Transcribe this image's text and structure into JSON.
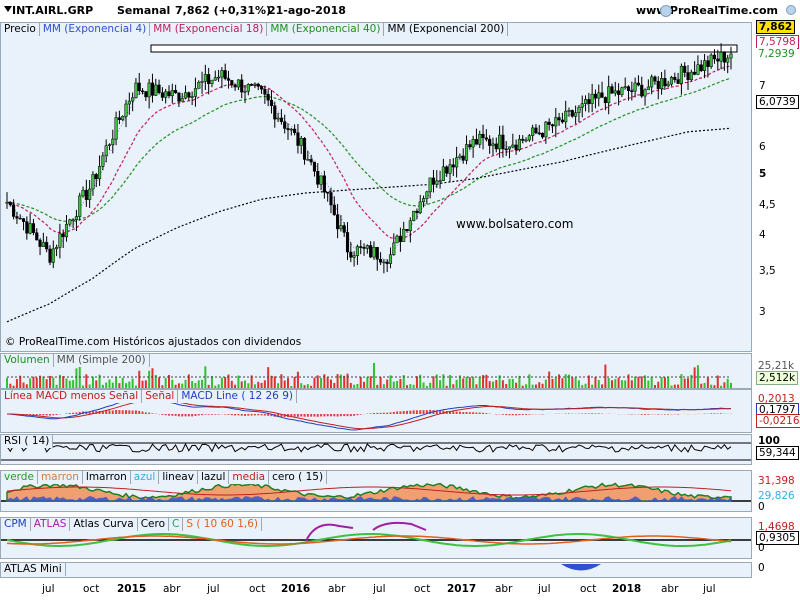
{
  "header": {
    "ticker": "INT.AIRL.GRP",
    "period": "Semanal",
    "quote": "7,862 (+0,31%)",
    "date": "21-ago-2018",
    "site": "www.ProRealTime.com"
  },
  "price_panel": {
    "legend": [
      "Precio",
      "MM (Exponencial 4)",
      "MM (Exponencial 18)",
      "MM (Exponencial 40)",
      "MM (Exponencial 200)"
    ],
    "legend_colors": [
      "#000000",
      "#3050d0",
      "#c02060",
      "#209020",
      "#000000"
    ],
    "watermark": "www.bolsatero.com",
    "footer": "© ProRealTime.com Históricos ajustados con dividendos",
    "axis_ticks": [
      "7",
      "6",
      "5",
      "4,5",
      "4",
      "3,5",
      "3"
    ],
    "labels": {
      "last": "7,862",
      "ema18": "7,5798",
      "ema40": "7,2939",
      "ema200": "6,0739"
    }
  },
  "volume_panel": {
    "legend": [
      "Volumen",
      "MM (Simple 200)"
    ],
    "labels": [
      "25,21k",
      "2,512k"
    ]
  },
  "macd_panel": {
    "legend": [
      "Línea MACD menos Señal",
      "Señal",
      "MACD Line ( 12 26 9)"
    ],
    "labels": [
      "0,2013",
      "0,1797",
      "-0,0216"
    ]
  },
  "rsi_panel": {
    "legend": [
      "RSI ( 14)"
    ],
    "labels": [
      "100",
      "59,344"
    ]
  },
  "color_panel": {
    "legend": [
      "verde",
      "marron",
      "lmarron",
      "azul",
      "lineav",
      "lazul",
      "media",
      "cero ( 15)"
    ],
    "labels": [
      "31,398",
      "29,826",
      "0"
    ]
  },
  "cpm_panel": {
    "legend": [
      "CPM",
      "ATLAS",
      "Atlas Curva",
      "Cero",
      "C",
      "S ( 10 60 1,6)"
    ],
    "labels": [
      "1,4698",
      "0,9305",
      "0"
    ]
  },
  "atlas_panel": {
    "legend": [
      "ATLAS Mini"
    ],
    "labels": [
      "0"
    ]
  },
  "x_axis": [
    {
      "label": "jul",
      "bold": false
    },
    {
      "label": "oct",
      "bold": false
    },
    {
      "label": "2015",
      "bold": true
    },
    {
      "label": "abr",
      "bold": false
    },
    {
      "label": "jul",
      "bold": false
    },
    {
      "label": "oct",
      "bold": false
    },
    {
      "label": "2016",
      "bold": true
    },
    {
      "label": "abr",
      "bold": false
    },
    {
      "label": "jul",
      "bold": false
    },
    {
      "label": "oct",
      "bold": false
    },
    {
      "label": "2017",
      "bold": true
    },
    {
      "label": "abr",
      "bold": false
    },
    {
      "label": "jul",
      "bold": false
    },
    {
      "label": "oct",
      "bold": false
    },
    {
      "label": "2018",
      "bold": true
    },
    {
      "label": "abr",
      "bold": false
    },
    {
      "label": "jul",
      "bold": false
    }
  ],
  "chart_data": {
    "type": "line",
    "title": "INT.AIRL.GRP",
    "x": [
      "2014-07",
      "2014-10",
      "2015-01",
      "2015-04",
      "2015-07",
      "2015-10",
      "2016-01",
      "2016-04",
      "2016-07",
      "2016-10",
      "2017-01",
      "2017-04",
      "2017-07",
      "2017-10",
      "2018-01",
      "2018-04",
      "2018-07",
      "2018-08"
    ],
    "series": [
      {
        "name": "Precio",
        "values": [
          4.7,
          3.9,
          5.0,
          7.0,
          6.8,
          7.3,
          6.8,
          5.6,
          4.0,
          3.9,
          5.1,
          5.8,
          5.8,
          6.2,
          6.8,
          7.0,
          7.4,
          7.862
        ]
      },
      {
        "name": "MM (Exponencial 200)",
        "values": [
          3.1,
          3.3,
          3.6,
          4.0,
          4.3,
          4.55,
          4.75,
          4.85,
          4.9,
          4.95,
          5.0,
          5.1,
          5.25,
          5.4,
          5.6,
          5.8,
          6.0,
          6.0739
        ]
      }
    ],
    "ylim": [
      2.9,
      8.0
    ],
    "ylabel": "",
    "last": 7.862
  }
}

*What needs to be done*
Each record must be quoted in full and exactly. Do not include the pictures.

*Right answer*
Transcribe this image's text and structure into JSON.
{
  "header": {
    "ticker": "INT.AIRL.GRP",
    "period": "Semanal",
    "quote": "7,862 (+0,31%)",
    "date": "21-ago-2018",
    "site": "www.ProRealTime.com"
  },
  "price_panel": {
    "legend": [
      "Precio",
      "MM (Exponencial 4)",
      "MM (Exponencial 18)",
      "MM (Exponencial 40)",
      "MM (Exponencial 200)"
    ],
    "legend_colors": [
      "#000000",
      "#3050d0",
      "#c02060",
      "#209020",
      "#000000"
    ],
    "watermark": "www.bolsatero.com",
    "footer": "© ProRealTime.com Históricos ajustados con dividendos",
    "axis_ticks": [
      "7",
      "6",
      "5",
      "4,5",
      "4",
      "3,5",
      "3"
    ],
    "labels": {
      "last": "7,862",
      "ema18": "7,5798",
      "ema40": "7,2939",
      "ema200": "6,0739"
    }
  },
  "volume_panel": {
    "legend": [
      "Volumen",
      "MM (Simple 200)"
    ],
    "labels": [
      "25,21k",
      "2,512k"
    ]
  },
  "macd_panel": {
    "legend": [
      "Línea MACD menos Señal",
      "Señal",
      "MACD Line ( 12 26 9)"
    ],
    "labels": [
      "0,2013",
      "0,1797",
      "-0,0216"
    ]
  },
  "rsi_panel": {
    "legend": [
      "RSI ( 14)"
    ],
    "labels": [
      "100",
      "59,344"
    ]
  },
  "color_panel": {
    "legend": [
      "verde",
      "marron",
      "lmarron",
      "azul",
      "lineav",
      "lazul",
      "media",
      "cero ( 15)"
    ],
    "labels": [
      "31,398",
      "29,826",
      "0"
    ]
  },
  "cpm_panel": {
    "legend": [
      "CPM",
      "ATLAS",
      "Atlas Curva",
      "Cero",
      "C",
      "S ( 10 60 1,6)"
    ],
    "labels": [
      "1,4698",
      "0,9305",
      "0"
    ]
  },
  "atlas_panel": {
    "legend": [
      "ATLAS Mini"
    ],
    "labels": [
      "0"
    ]
  },
  "x_axis": [
    {
      "label": "jul",
      "bold": false
    },
    {
      "label": "oct",
      "bold": false
    },
    {
      "label": "2015",
      "bold": true
    },
    {
      "label": "abr",
      "bold": false
    },
    {
      "label": "jul",
      "bold": false
    },
    {
      "label": "oct",
      "bold": false
    },
    {
      "label": "2016",
      "bold": true
    },
    {
      "label": "abr",
      "bold": false
    },
    {
      "label": "jul",
      "bold": false
    },
    {
      "label": "oct",
      "bold": false
    },
    {
      "label": "2017",
      "bold": true
    },
    {
      "label": "abr",
      "bold": false
    },
    {
      "label": "jul",
      "bold": false
    },
    {
      "label": "oct",
      "bold": false
    },
    {
      "label": "2018",
      "bold": true
    },
    {
      "label": "abr",
      "bold": false
    },
    {
      "label": "jul",
      "bold": false
    }
  ],
  "chart_data": {
    "type": "line",
    "title": "INT.AIRL.GRP",
    "x": [
      "2014-07",
      "2014-10",
      "2015-01",
      "2015-04",
      "2015-07",
      "2015-10",
      "2016-01",
      "2016-04",
      "2016-07",
      "2016-10",
      "2017-01",
      "2017-04",
      "2017-07",
      "2017-10",
      "2018-01",
      "2018-04",
      "2018-07",
      "2018-08"
    ],
    "series": [
      {
        "name": "Precio",
        "values": [
          4.7,
          3.9,
          5.0,
          7.0,
          6.8,
          7.3,
          6.8,
          5.6,
          4.0,
          3.9,
          5.1,
          5.8,
          5.8,
          6.2,
          6.8,
          7.0,
          7.4,
          7.862
        ]
      },
      {
        "name": "MM (Exponencial 200)",
        "values": [
          3.1,
          3.3,
          3.6,
          4.0,
          4.3,
          4.55,
          4.75,
          4.85,
          4.9,
          4.95,
          5.0,
          5.1,
          5.25,
          5.4,
          5.6,
          5.8,
          6.0,
          6.0739
        ]
      }
    ],
    "ylim": [
      2.9,
      8.0
    ],
    "ylabel": "",
    "last": 7.862
  }
}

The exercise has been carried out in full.